Write out every single entry exactly.

--- PROVIDED DATA ---

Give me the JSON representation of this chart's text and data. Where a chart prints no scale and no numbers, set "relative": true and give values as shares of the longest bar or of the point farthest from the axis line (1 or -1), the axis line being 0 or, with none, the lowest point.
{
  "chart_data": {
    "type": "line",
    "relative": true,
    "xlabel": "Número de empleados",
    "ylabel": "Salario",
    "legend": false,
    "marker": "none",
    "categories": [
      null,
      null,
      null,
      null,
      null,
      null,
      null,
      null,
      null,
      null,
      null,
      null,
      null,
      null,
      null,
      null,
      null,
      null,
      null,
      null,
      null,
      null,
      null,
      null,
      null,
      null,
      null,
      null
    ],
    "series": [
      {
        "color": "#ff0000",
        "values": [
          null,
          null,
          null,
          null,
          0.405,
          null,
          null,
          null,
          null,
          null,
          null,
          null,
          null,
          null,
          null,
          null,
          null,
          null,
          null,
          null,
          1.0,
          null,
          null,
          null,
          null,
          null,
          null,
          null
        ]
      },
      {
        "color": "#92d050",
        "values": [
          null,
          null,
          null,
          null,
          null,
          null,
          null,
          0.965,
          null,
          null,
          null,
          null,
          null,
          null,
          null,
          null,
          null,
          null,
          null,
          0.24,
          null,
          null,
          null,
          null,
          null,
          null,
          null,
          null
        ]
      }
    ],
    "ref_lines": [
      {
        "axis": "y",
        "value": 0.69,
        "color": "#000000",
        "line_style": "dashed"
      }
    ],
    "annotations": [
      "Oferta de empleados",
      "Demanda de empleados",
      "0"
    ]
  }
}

---

▶ _WRITTEN ANSWER_
Give me the JSON representation of this chart's text and data. Where a chart prints no scale and no numbers, set "relative": true and give values as shares of the longest bar or of the point farthest from the axis line (1 or -1), the axis line being 0 or, with none, the lowest point.
{
  "chart_data": {
    "type": "line",
    "relative": true,
    "xlabel": "Número de empleados",
    "ylabel": "Salario",
    "legend": false,
    "marker": "none",
    "categories": [
      null,
      null,
      null,
      null,
      null,
      null,
      null,
      null,
      null,
      null,
      null,
      null,
      null,
      null,
      null,
      null,
      null,
      null,
      null,
      null,
      null,
      null,
      null,
      null,
      null,
      null,
      null,
      null
    ],
    "series": [
      {
        "color": "#ff0000",
        "values": [
          null,
          null,
          null,
          null,
          0.405,
          null,
          null,
          null,
          null,
          null,
          null,
          null,
          null,
          null,
          null,
          null,
          null,
          null,
          null,
          null,
          1.0,
          null,
          null,
          null,
          null,
          null,
          null,
          null
        ]
      },
      {
        "color": "#92d050",
        "values": [
          null,
          null,
          null,
          null,
          null,
          null,
          null,
          0.965,
          null,
          null,
          null,
          null,
          null,
          null,
          null,
          null,
          null,
          null,
          null,
          0.24,
          null,
          null,
          null,
          null,
          null,
          null,
          null,
          null
        ]
      }
    ],
    "ref_lines": [
      {
        "axis": "y",
        "value": 0.69,
        "color": "#000000",
        "line_style": "dashed"
      }
    ],
    "annotations": [
      "Oferta de empleados",
      "Demanda de empleados",
      "0"
    ]
  }
}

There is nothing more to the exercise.